◆ What to produce: Identify all lines in the listing that include the word "JSON", and copy them out.

Figure record extracts

━━━━━━━━━━━━━━━━

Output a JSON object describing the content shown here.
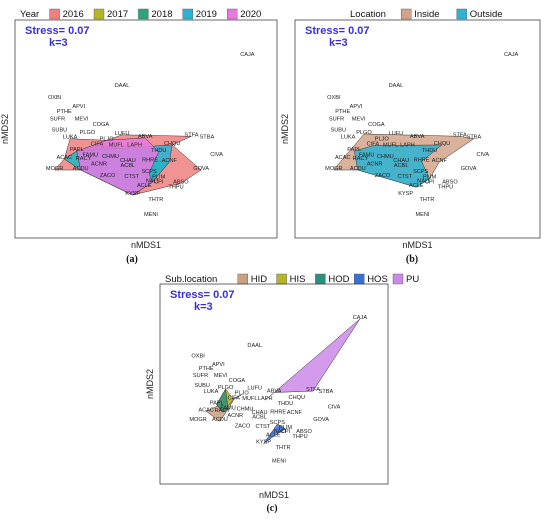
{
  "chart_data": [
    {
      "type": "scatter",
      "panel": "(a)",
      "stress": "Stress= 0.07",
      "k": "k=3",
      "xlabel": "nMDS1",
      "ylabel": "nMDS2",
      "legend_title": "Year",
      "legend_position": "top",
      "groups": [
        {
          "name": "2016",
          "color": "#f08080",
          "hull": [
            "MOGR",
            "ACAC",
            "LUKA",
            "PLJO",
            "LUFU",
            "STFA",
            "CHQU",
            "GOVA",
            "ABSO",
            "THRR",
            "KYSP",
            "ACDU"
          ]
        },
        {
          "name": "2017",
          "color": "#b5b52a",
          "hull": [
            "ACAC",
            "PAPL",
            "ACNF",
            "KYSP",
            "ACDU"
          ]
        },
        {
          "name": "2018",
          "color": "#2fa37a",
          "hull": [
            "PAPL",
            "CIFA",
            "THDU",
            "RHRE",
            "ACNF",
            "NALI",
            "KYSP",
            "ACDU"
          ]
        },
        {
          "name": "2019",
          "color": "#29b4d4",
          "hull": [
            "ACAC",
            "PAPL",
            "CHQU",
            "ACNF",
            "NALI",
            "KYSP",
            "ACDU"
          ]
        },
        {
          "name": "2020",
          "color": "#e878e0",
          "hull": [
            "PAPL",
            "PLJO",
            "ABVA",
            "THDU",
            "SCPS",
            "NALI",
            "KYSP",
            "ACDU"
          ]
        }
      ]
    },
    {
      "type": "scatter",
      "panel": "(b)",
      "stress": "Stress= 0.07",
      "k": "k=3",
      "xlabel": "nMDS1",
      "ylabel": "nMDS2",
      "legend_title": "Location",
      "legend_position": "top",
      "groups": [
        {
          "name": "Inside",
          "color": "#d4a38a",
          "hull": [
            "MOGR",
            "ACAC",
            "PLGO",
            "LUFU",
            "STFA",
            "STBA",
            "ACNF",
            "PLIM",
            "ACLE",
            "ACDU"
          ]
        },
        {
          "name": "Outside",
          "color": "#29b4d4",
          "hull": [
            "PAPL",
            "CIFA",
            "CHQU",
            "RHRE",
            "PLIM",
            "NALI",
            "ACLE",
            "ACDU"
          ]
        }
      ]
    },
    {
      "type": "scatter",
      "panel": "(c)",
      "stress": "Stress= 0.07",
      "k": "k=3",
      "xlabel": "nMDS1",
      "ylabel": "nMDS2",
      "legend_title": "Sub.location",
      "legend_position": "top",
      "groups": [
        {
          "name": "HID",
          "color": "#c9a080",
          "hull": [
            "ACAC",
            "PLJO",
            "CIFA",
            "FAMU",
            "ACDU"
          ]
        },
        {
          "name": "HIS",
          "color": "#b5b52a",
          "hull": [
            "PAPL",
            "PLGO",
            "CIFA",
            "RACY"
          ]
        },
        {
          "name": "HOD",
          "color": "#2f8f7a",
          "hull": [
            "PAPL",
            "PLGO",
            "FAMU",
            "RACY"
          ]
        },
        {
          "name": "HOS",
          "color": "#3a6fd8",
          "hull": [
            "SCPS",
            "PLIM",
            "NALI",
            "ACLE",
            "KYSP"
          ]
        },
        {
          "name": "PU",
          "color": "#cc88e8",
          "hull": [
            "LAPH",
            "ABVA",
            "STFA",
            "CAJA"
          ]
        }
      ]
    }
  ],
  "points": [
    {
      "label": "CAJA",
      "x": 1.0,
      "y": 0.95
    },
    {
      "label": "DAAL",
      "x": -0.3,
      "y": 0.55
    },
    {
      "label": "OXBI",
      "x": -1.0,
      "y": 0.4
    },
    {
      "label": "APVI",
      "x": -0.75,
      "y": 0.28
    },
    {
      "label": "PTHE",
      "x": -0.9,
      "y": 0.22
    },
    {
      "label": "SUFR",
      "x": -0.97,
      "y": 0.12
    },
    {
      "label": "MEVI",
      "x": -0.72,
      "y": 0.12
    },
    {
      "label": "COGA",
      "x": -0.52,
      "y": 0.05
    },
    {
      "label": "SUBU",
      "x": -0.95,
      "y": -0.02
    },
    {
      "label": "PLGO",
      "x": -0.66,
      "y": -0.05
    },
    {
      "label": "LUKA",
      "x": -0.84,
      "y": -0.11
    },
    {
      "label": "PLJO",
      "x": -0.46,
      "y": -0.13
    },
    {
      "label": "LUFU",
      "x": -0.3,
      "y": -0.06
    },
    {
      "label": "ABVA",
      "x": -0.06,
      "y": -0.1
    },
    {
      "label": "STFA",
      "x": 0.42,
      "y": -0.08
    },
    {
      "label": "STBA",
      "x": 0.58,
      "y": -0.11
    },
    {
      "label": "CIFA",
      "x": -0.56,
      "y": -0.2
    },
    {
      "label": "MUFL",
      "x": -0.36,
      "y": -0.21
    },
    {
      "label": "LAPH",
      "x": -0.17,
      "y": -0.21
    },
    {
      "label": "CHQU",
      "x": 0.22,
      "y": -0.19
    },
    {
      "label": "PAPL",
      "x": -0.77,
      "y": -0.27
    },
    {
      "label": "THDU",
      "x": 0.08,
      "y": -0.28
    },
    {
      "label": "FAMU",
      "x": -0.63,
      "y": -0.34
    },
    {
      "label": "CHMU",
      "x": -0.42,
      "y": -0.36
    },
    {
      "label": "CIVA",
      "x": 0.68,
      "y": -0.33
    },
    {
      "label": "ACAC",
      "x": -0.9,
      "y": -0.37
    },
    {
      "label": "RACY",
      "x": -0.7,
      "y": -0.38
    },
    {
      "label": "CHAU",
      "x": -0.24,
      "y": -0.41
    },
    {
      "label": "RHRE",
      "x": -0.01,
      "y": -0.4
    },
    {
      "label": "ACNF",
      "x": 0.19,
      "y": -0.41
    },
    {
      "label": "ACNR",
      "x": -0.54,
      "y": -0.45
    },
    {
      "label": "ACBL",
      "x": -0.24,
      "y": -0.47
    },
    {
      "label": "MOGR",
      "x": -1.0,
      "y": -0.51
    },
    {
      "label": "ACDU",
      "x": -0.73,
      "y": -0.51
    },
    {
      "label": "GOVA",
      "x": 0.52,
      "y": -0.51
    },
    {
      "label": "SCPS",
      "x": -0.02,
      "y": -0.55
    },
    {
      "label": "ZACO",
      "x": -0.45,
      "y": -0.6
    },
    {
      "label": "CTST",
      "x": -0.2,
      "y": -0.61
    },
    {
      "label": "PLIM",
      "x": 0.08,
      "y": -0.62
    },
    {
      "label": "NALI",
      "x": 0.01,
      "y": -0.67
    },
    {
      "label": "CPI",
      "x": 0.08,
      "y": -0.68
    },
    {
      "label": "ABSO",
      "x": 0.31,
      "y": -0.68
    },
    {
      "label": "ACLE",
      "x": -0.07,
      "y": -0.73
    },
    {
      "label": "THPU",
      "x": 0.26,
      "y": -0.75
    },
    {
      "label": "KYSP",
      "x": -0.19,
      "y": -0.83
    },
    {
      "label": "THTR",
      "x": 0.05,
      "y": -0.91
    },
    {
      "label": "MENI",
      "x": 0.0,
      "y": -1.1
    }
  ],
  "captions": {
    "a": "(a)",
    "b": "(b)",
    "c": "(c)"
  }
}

━━━━━━━━━━━━━━━━

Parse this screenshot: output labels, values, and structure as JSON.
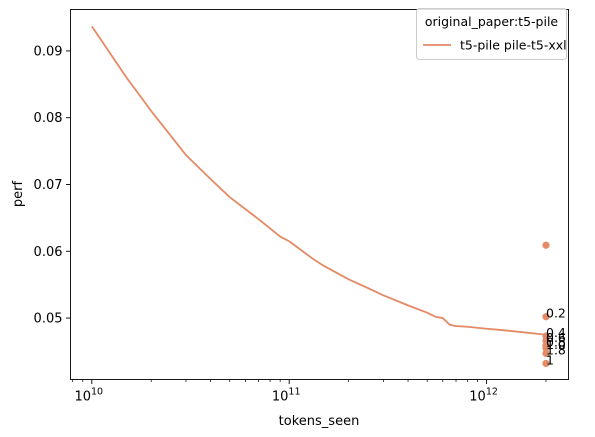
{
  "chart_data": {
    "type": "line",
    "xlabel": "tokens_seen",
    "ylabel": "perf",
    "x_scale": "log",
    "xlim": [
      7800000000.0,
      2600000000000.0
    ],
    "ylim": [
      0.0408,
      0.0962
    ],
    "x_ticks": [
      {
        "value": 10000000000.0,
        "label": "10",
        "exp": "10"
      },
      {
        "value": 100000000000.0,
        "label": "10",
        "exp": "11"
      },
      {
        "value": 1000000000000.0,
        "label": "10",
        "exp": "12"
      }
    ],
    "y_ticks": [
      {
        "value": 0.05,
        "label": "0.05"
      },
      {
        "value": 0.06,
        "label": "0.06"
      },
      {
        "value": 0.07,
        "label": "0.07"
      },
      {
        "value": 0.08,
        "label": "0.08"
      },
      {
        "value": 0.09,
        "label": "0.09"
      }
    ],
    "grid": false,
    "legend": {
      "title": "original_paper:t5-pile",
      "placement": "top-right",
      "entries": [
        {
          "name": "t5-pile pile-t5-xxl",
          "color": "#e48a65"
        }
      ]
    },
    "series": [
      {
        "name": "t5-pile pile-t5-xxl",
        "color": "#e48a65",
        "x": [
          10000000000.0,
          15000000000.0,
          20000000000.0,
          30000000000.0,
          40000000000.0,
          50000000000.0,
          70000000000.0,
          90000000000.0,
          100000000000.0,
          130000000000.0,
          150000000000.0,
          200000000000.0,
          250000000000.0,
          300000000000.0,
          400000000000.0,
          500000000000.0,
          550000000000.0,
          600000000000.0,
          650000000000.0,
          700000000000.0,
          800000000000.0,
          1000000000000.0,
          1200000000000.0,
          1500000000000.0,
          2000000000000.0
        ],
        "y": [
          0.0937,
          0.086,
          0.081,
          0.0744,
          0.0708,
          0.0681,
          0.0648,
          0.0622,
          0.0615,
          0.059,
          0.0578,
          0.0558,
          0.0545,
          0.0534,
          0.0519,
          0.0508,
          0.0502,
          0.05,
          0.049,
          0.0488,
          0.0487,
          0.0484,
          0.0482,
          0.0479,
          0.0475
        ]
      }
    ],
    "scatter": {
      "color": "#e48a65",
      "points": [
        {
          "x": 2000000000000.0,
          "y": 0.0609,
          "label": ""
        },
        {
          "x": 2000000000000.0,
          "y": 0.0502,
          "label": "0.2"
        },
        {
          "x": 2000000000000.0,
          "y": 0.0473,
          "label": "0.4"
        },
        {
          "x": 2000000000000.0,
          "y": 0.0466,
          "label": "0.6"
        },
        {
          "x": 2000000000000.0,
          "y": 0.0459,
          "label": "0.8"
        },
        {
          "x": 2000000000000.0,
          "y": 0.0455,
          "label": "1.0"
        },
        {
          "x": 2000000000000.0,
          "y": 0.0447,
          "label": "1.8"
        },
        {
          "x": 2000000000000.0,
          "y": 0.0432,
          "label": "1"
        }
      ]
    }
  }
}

━━━━━━━━━━━━━━━━

◆ The response:
Output a JSON object describing the content shown here.
Parse this screenshot: output labels, values, and structure as JSON.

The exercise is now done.